SHORT TASK ▸
Word for word, restate every line of the material.

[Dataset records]
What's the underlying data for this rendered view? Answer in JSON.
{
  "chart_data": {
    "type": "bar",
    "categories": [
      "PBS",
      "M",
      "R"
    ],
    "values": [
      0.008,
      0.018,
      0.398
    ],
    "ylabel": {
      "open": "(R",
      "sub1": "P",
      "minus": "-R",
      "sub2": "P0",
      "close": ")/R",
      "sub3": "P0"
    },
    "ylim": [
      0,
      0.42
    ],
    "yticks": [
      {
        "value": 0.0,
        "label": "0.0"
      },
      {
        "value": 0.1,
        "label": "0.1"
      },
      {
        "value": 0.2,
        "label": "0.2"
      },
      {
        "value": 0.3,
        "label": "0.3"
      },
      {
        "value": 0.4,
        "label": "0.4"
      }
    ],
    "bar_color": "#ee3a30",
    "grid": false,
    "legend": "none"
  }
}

FINAL RESULT ▸
What's the underlying data for this rendered view? Answer in JSON.
{
  "chart_data": {
    "type": "bar",
    "categories": [
      "PBS",
      "M",
      "R"
    ],
    "values": [
      0.008,
      0.018,
      0.398
    ],
    "ylabel": {
      "open": "(R",
      "sub1": "P",
      "minus": "-R",
      "sub2": "P0",
      "close": ")/R",
      "sub3": "P0"
    },
    "ylim": [
      0,
      0.42
    ],
    "yticks": [
      {
        "value": 0.0,
        "label": "0.0"
      },
      {
        "value": 0.1,
        "label": "0.1"
      },
      {
        "value": 0.2,
        "label": "0.2"
      },
      {
        "value": 0.3,
        "label": "0.3"
      },
      {
        "value": 0.4,
        "label": "0.4"
      }
    ],
    "bar_color": "#ee3a30",
    "grid": false,
    "legend": "none"
  }
}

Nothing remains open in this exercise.